Problem to work on ▸
Copy out the entries exactly, from the first line to the last.

Information provided ▸
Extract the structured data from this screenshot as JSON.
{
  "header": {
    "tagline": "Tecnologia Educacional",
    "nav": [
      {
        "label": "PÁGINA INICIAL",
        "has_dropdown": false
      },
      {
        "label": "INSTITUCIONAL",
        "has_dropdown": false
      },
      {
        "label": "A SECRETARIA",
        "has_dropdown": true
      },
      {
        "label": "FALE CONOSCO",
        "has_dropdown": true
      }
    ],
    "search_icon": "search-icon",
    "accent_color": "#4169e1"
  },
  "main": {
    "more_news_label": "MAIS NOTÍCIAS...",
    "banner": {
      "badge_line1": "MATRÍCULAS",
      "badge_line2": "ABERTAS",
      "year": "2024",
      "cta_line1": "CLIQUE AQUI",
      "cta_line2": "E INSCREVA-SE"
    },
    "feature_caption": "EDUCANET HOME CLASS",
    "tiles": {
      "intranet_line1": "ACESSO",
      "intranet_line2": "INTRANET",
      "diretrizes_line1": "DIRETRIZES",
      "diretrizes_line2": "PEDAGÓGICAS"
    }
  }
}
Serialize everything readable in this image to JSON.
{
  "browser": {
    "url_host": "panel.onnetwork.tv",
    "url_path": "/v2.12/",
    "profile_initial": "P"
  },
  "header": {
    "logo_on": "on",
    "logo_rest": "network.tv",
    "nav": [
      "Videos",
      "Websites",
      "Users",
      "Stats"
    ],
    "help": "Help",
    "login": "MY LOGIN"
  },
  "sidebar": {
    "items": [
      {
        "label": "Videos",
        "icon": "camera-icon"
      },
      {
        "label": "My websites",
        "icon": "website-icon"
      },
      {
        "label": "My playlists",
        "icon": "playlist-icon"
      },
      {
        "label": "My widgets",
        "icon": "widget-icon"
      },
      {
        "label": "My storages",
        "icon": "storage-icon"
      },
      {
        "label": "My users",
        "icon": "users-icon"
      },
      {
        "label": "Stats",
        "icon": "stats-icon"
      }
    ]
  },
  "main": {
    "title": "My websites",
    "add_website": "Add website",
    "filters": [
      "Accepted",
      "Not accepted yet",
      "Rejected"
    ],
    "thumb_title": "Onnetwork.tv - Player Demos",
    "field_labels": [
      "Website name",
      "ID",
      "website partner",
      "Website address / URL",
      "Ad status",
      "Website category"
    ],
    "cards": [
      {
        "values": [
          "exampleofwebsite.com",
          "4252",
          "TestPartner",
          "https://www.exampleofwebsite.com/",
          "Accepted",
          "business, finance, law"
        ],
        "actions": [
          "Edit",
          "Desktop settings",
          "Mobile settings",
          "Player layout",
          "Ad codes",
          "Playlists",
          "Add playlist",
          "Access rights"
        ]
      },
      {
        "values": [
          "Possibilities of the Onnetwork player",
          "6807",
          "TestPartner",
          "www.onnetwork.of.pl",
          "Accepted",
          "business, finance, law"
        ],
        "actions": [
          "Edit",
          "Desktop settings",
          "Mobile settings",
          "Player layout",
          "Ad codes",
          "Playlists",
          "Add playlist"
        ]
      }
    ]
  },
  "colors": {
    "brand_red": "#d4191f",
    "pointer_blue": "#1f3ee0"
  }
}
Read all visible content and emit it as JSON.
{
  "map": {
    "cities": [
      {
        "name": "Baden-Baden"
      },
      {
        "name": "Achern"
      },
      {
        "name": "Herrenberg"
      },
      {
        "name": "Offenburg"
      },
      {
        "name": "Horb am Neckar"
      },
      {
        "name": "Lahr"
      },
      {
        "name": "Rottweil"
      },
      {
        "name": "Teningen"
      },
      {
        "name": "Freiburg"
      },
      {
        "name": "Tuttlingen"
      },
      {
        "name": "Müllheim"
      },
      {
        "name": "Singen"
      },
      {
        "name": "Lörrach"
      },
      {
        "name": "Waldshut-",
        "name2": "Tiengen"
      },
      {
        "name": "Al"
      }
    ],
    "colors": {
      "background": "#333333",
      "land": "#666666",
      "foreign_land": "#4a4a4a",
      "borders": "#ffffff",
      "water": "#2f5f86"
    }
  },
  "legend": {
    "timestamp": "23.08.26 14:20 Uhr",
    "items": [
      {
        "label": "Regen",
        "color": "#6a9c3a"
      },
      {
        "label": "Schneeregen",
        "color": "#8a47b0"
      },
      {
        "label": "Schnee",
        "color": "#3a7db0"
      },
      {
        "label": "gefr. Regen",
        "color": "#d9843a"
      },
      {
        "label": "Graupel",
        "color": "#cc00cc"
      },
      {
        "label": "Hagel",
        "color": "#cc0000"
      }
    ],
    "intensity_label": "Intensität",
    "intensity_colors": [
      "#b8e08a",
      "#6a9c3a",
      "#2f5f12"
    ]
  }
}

Solution for this problem ▸
Extract the structured data from this screenshot as JSON.
{
  "header": {
    "tagline": "Tecnologia Educacional",
    "nav": [
      {
        "label": "PÁGINA INICIAL",
        "has_dropdown": false
      },
      {
        "label": "INSTITUCIONAL",
        "has_dropdown": false
      },
      {
        "label": "A SECRETARIA",
        "has_dropdown": true
      },
      {
        "label": "FALE CONOSCO",
        "has_dropdown": true
      }
    ],
    "search_icon": "search-icon",
    "accent_color": "#4169e1"
  },
  "main": {
    "more_news_label": "MAIS NOTÍCIAS...",
    "banner": {
      "badge_line1": "MATRÍCULAS",
      "badge_line2": "ABERTAS",
      "year": "2024",
      "cta_line1": "CLIQUE AQUI",
      "cta_line2": "E INSCREVA-SE"
    },
    "feature_caption": "EDUCANET HOME CLASS",
    "tiles": {
      "intranet_line1": "ACESSO",
      "intranet_line2": "INTRANET",
      "diretrizes_line1": "DIRETRIZES",
      "diretrizes_line2": "PEDAGÓGICAS"
    }
  }
}
Serialize everything readable in this image to JSON.
{
  "browser": {
    "url_host": "panel.onnetwork.tv",
    "url_path": "/v2.12/",
    "profile_initial": "P"
  },
  "header": {
    "logo_on": "on",
    "logo_rest": "network.tv",
    "nav": [
      "Videos",
      "Websites",
      "Users",
      "Stats"
    ],
    "help": "Help",
    "login": "MY LOGIN"
  },
  "sidebar": {
    "items": [
      {
        "label": "Videos",
        "icon": "camera-icon"
      },
      {
        "label": "My websites",
        "icon": "website-icon"
      },
      {
        "label": "My playlists",
        "icon": "playlist-icon"
      },
      {
        "label": "My widgets",
        "icon": "widget-icon"
      },
      {
        "label": "My storages",
        "icon": "storage-icon"
      },
      {
        "label": "My users",
        "icon": "users-icon"
      },
      {
        "label": "Stats",
        "icon": "stats-icon"
      }
    ]
  },
  "main": {
    "title": "My websites",
    "add_website": "Add website",
    "filters": [
      "Accepted",
      "Not accepted yet",
      "Rejected"
    ],
    "thumb_title": "Onnetwork.tv - Player Demos",
    "field_labels": [
      "Website name",
      "ID",
      "website partner",
      "Website address / URL",
      "Ad status",
      "Website category"
    ],
    "cards": [
      {
        "values": [
          "exampleofwebsite.com",
          "4252",
          "TestPartner",
          "https://www.exampleofwebsite.com/",
          "Accepted",
          "business, finance, law"
        ],
        "actions": [
          "Edit",
          "Desktop settings",
          "Mobile settings",
          "Player layout",
          "Ad codes",
          "Playlists",
          "Add playlist",
          "Access rights"
        ]
      },
      {
        "values": [
          "Possibilities of the Onnetwork player",
          "6807",
          "TestPartner",
          "www.onnetwork.of.pl",
          "Accepted",
          "business, finance, law"
        ],
        "actions": [
          "Edit",
          "Desktop settings",
          "Mobile settings",
          "Player layout",
          "Ad codes",
          "Playlists",
          "Add playlist"
        ]
      }
    ]
  },
  "colors": {
    "brand_red": "#d4191f",
    "pointer_blue": "#1f3ee0"
  }
}
Read all visible content and emit it as JSON.
{
  "map": {
    "cities": [
      {
        "name": "Baden-Baden"
      },
      {
        "name": "Achern"
      },
      {
        "name": "Herrenberg"
      },
      {
        "name": "Offenburg"
      },
      {
        "name": "Horb am Neckar"
      },
      {
        "name": "Lahr"
      },
      {
        "name": "Rottweil"
      },
      {
        "name": "Teningen"
      },
      {
        "name": "Freiburg"
      },
      {
        "name": "Tuttlingen"
      },
      {
        "name": "Müllheim"
      },
      {
        "name": "Singen"
      },
      {
        "name": "Lörrach"
      },
      {
        "name": "Waldshut-",
        "name2": "Tiengen"
      },
      {
        "name": "Al"
      }
    ],
    "colors": {
      "background": "#333333",
      "land": "#666666",
      "foreign_land": "#4a4a4a",
      "borders": "#ffffff",
      "water": "#2f5f86"
    }
  },
  "legend": {
    "timestamp": "23.08.26 14:20 Uhr",
    "items": [
      {
        "label": "Regen",
        "color": "#6a9c3a"
      },
      {
        "label": "Schneeregen",
        "color": "#8a47b0"
      },
      {
        "label": "Schnee",
        "color": "#3a7db0"
      },
      {
        "label": "gefr. Regen",
        "color": "#d9843a"
      },
      {
        "label": "Graupel",
        "color": "#cc00cc"
      },
      {
        "label": "Hagel",
        "color": "#cc0000"
      }
    ],
    "intensity_label": "Intensität",
    "intensity_colors": [
      "#b8e08a",
      "#6a9c3a",
      "#2f5f12"
    ]
  }
}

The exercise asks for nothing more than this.